A block of data:
____________
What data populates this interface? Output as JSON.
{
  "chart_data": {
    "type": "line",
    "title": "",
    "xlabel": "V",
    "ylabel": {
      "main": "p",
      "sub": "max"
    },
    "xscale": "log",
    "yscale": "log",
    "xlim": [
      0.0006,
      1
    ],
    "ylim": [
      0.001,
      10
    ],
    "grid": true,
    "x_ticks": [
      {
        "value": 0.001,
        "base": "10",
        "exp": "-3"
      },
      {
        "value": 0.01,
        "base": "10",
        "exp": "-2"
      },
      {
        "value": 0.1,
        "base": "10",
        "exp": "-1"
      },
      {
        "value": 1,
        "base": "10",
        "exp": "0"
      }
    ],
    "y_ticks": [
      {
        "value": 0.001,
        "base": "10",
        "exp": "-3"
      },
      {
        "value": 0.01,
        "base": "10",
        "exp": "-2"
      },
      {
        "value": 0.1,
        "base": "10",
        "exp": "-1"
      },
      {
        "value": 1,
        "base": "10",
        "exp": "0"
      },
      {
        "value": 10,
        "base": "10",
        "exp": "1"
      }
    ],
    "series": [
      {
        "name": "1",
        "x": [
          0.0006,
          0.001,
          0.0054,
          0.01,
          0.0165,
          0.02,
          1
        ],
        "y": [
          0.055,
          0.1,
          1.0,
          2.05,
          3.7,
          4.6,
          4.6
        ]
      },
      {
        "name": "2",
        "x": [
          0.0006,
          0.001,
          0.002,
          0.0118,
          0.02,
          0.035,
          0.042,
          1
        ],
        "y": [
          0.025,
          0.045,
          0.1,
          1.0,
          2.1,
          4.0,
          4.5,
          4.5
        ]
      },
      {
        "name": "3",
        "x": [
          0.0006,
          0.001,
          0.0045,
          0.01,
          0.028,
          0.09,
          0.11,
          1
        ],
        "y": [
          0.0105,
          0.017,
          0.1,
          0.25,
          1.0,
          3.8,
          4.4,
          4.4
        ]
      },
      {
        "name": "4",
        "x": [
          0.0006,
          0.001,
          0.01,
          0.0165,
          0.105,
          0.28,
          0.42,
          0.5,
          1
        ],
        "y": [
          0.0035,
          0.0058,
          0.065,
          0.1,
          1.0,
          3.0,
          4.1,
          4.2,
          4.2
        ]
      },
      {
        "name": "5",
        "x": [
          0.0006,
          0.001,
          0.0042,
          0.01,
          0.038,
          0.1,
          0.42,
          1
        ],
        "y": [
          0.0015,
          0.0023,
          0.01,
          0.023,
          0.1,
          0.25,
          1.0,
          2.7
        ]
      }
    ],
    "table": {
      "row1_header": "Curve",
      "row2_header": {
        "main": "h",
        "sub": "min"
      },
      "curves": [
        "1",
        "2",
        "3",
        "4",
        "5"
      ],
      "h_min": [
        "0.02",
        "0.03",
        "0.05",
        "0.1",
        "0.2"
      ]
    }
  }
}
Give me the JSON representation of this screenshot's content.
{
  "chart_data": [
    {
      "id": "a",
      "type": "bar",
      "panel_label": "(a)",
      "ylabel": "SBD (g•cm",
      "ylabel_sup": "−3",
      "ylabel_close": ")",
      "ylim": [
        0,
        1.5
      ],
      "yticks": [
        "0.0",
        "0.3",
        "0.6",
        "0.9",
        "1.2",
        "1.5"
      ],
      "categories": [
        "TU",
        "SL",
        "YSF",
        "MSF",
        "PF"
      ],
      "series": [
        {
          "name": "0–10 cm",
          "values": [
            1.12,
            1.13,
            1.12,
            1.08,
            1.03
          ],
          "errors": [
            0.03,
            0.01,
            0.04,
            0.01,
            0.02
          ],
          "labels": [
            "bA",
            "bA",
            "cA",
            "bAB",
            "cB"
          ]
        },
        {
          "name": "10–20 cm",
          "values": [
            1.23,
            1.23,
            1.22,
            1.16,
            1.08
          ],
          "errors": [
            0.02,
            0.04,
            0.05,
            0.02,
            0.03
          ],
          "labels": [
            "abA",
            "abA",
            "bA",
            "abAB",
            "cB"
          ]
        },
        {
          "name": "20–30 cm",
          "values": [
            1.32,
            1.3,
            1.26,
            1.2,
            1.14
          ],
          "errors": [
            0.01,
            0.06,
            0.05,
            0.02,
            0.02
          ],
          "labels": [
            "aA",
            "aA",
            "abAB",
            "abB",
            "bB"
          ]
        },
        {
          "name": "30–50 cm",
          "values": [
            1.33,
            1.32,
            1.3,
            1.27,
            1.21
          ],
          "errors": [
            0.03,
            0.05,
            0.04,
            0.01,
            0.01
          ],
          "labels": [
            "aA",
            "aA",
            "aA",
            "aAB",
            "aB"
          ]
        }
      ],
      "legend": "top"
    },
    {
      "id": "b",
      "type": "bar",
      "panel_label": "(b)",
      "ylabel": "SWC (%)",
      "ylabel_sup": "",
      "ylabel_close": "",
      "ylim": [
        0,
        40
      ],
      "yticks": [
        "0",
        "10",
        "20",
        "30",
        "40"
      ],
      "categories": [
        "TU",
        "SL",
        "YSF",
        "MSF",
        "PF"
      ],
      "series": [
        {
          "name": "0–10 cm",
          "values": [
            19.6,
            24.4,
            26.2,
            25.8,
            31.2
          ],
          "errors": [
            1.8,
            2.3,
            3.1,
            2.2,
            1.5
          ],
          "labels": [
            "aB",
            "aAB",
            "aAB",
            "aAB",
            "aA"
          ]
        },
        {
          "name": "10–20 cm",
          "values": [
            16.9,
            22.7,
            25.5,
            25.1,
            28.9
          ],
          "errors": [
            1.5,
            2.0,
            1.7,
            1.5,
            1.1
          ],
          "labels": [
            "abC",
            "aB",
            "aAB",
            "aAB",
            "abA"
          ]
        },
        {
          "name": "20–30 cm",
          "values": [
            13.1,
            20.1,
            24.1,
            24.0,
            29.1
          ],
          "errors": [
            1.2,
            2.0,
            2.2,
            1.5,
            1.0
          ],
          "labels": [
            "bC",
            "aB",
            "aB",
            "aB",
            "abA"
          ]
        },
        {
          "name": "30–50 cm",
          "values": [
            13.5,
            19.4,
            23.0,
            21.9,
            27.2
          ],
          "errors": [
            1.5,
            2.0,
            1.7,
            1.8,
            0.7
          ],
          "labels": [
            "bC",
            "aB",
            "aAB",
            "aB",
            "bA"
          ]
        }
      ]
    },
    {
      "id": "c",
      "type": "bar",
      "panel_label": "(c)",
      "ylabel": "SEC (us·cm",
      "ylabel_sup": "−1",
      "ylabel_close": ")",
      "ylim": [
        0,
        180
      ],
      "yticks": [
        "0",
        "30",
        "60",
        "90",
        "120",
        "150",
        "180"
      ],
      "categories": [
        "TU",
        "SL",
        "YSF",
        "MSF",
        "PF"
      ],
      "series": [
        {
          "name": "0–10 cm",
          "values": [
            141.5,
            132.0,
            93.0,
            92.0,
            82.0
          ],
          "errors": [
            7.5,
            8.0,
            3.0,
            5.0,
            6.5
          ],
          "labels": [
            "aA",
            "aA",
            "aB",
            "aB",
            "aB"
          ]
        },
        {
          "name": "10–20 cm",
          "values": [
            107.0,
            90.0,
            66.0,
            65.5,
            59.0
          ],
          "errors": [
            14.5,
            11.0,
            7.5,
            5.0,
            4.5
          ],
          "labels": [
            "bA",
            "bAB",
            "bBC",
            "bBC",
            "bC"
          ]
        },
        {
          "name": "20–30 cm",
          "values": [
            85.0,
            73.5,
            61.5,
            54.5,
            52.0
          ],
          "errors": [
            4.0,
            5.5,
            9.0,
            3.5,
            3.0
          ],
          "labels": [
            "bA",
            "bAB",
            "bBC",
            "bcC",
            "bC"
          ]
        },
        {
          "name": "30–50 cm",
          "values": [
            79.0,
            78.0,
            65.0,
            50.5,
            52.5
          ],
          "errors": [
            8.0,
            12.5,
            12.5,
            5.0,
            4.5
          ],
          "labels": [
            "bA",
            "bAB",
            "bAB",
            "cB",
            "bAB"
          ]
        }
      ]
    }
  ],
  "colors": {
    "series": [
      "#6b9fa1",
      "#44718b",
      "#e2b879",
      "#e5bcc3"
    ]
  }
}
____________
Copy every line that contains the string "JSON".

What data populates this interface? Output as JSON.
Give me the JSON representation of this screenshot's content.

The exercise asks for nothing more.